• [To do]: Exclude any images and output the remaining records exactly.

• [Entries supplied]:
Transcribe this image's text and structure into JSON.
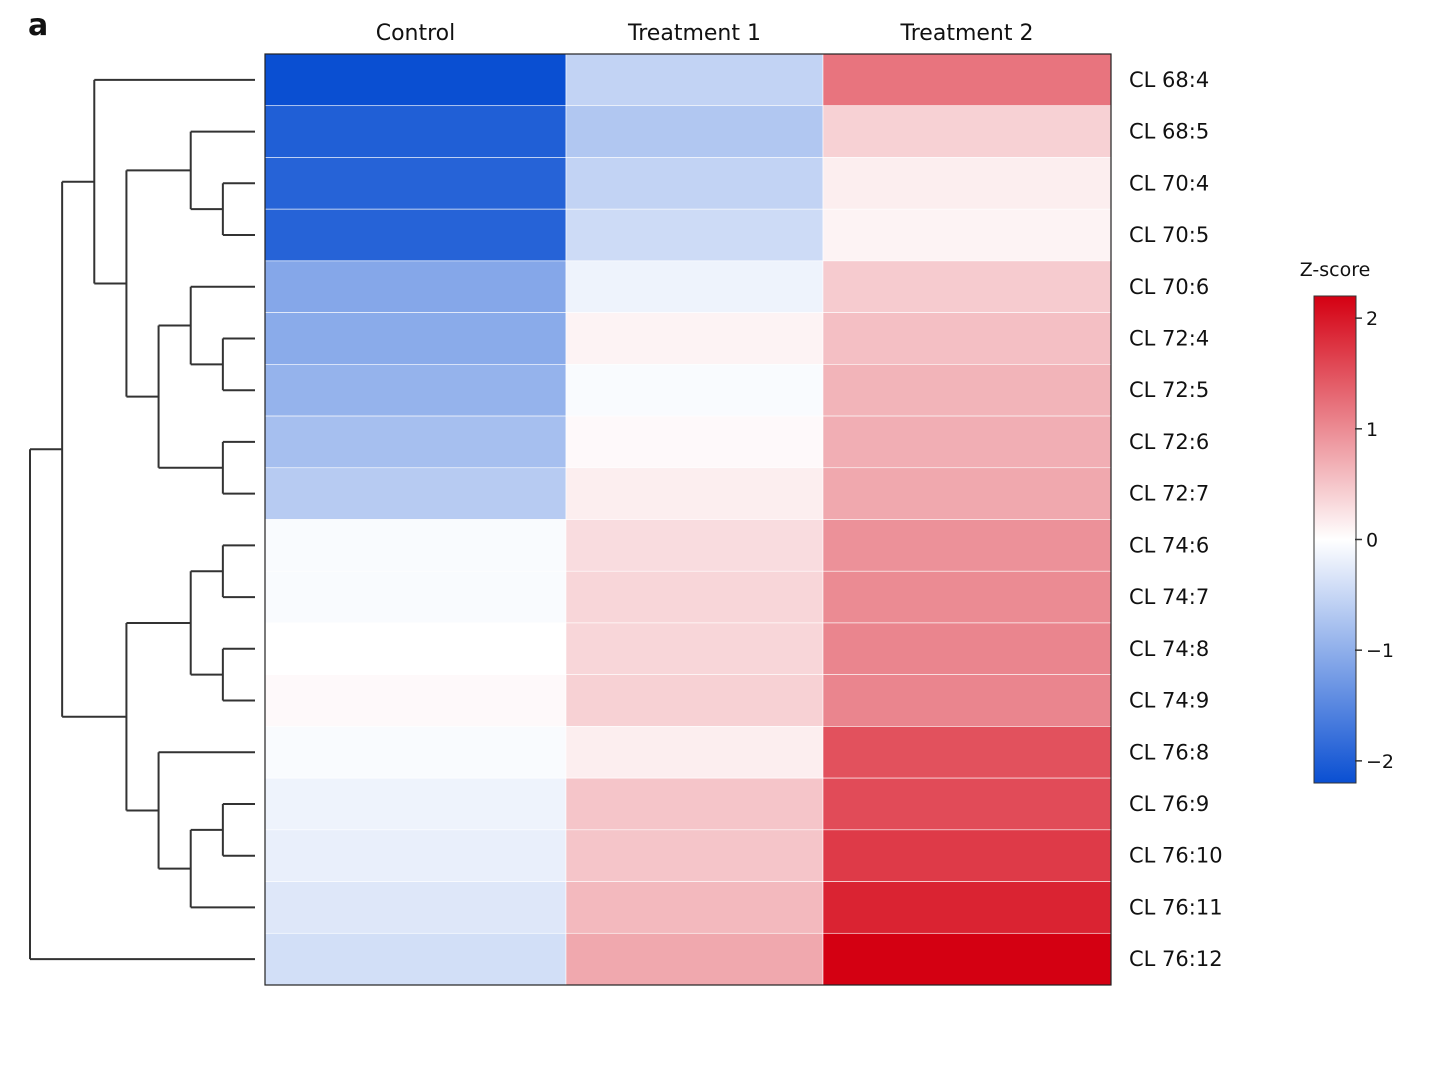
{
  "panel_label": "a",
  "chart_data": {
    "type": "heatmap",
    "columns": [
      "Control",
      "Treatment 1",
      "Treatment 2"
    ],
    "rows": [
      "CL 68:4",
      "CL 68:5",
      "CL 70:4",
      "CL 70:5",
      "CL 70:6",
      "CL 72:4",
      "CL 72:5",
      "CL 72:6",
      "CL 72:7",
      "CL 74:6",
      "CL 74:7",
      "CL 74:8",
      "CL 74:9",
      "CL 76:8",
      "CL 76:9",
      "CL 76:10",
      "CL 76:11",
      "CL 76:12"
    ],
    "values": [
      [
        -2.2,
        -0.55,
        1.2
      ],
      [
        -2.0,
        -0.7,
        0.4
      ],
      [
        -1.95,
        -0.55,
        0.15
      ],
      [
        -1.95,
        -0.45,
        0.1
      ],
      [
        -1.1,
        -0.15,
        0.45
      ],
      [
        -1.05,
        0.1,
        0.55
      ],
      [
        -0.95,
        -0.05,
        0.65
      ],
      [
        -0.8,
        0.05,
        0.7
      ],
      [
        -0.65,
        0.15,
        0.75
      ],
      [
        -0.05,
        0.3,
        0.95
      ],
      [
        -0.05,
        0.35,
        1.0
      ],
      [
        0.0,
        0.35,
        1.05
      ],
      [
        0.05,
        0.4,
        1.05
      ],
      [
        -0.05,
        0.15,
        1.5
      ],
      [
        -0.15,
        0.5,
        1.55
      ],
      [
        -0.2,
        0.5,
        1.7
      ],
      [
        -0.3,
        0.6,
        1.9
      ],
      [
        -0.4,
        0.75,
        2.2
      ]
    ],
    "legend": {
      "title": "Z-score",
      "ticks": [
        2,
        1,
        0,
        -1,
        -2
      ],
      "tick_labels": [
        "2",
        "1",
        "0",
        "−1",
        "−2"
      ],
      "range": [
        -2.2,
        2.2
      ],
      "placement": "right"
    },
    "colorscale": {
      "low": "#0a4fd2",
      "mid": "#ffffff",
      "high": "#d40012"
    },
    "row_dendrogram": {
      "placement": "left",
      "tree": [
        [
          [
            0,
            [
              [
                1,
                [
                  2,
                  3
                ]
              ],
              [
                [
                  4,
                  [
                    5,
                    6
                  ]
                ],
                [
                  7,
                  8
                ]
              ]
            ]
          ],
          [
            [
              [
                9,
                10
              ],
              [
                11,
                12
              ]
            ],
            [
              13,
              [
                [
                  14,
                  15
                ],
                16
              ]
            ]
          ]
        ],
        17
      ]
    }
  }
}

• [Answer to the task]:
Transcribe this image's text and structure into JSON.
{
  "panel_label": "a",
  "chart_data": {
    "type": "heatmap",
    "columns": [
      "Control",
      "Treatment 1",
      "Treatment 2"
    ],
    "rows": [
      "CL 68:4",
      "CL 68:5",
      "CL 70:4",
      "CL 70:5",
      "CL 70:6",
      "CL 72:4",
      "CL 72:5",
      "CL 72:6",
      "CL 72:7",
      "CL 74:6",
      "CL 74:7",
      "CL 74:8",
      "CL 74:9",
      "CL 76:8",
      "CL 76:9",
      "CL 76:10",
      "CL 76:11",
      "CL 76:12"
    ],
    "values": [
      [
        -2.2,
        -0.55,
        1.2
      ],
      [
        -2.0,
        -0.7,
        0.4
      ],
      [
        -1.95,
        -0.55,
        0.15
      ],
      [
        -1.95,
        -0.45,
        0.1
      ],
      [
        -1.1,
        -0.15,
        0.45
      ],
      [
        -1.05,
        0.1,
        0.55
      ],
      [
        -0.95,
        -0.05,
        0.65
      ],
      [
        -0.8,
        0.05,
        0.7
      ],
      [
        -0.65,
        0.15,
        0.75
      ],
      [
        -0.05,
        0.3,
        0.95
      ],
      [
        -0.05,
        0.35,
        1.0
      ],
      [
        0.0,
        0.35,
        1.05
      ],
      [
        0.05,
        0.4,
        1.05
      ],
      [
        -0.05,
        0.15,
        1.5
      ],
      [
        -0.15,
        0.5,
        1.55
      ],
      [
        -0.2,
        0.5,
        1.7
      ],
      [
        -0.3,
        0.6,
        1.9
      ],
      [
        -0.4,
        0.75,
        2.2
      ]
    ],
    "legend": {
      "title": "Z-score",
      "ticks": [
        2,
        1,
        0,
        -1,
        -2
      ],
      "tick_labels": [
        "2",
        "1",
        "0",
        "−1",
        "−2"
      ],
      "range": [
        -2.2,
        2.2
      ],
      "placement": "right"
    },
    "colorscale": {
      "low": "#0a4fd2",
      "mid": "#ffffff",
      "high": "#d40012"
    },
    "row_dendrogram": {
      "placement": "left",
      "tree": [
        [
          [
            0,
            [
              [
                1,
                [
                  2,
                  3
                ]
              ],
              [
                [
                  4,
                  [
                    5,
                    6
                  ]
                ],
                [
                  7,
                  8
                ]
              ]
            ]
          ],
          [
            [
              [
                9,
                10
              ],
              [
                11,
                12
              ]
            ],
            [
              13,
              [
                [
                  14,
                  15
                ],
                16
              ]
            ]
          ]
        ],
        17
      ]
    }
  }
}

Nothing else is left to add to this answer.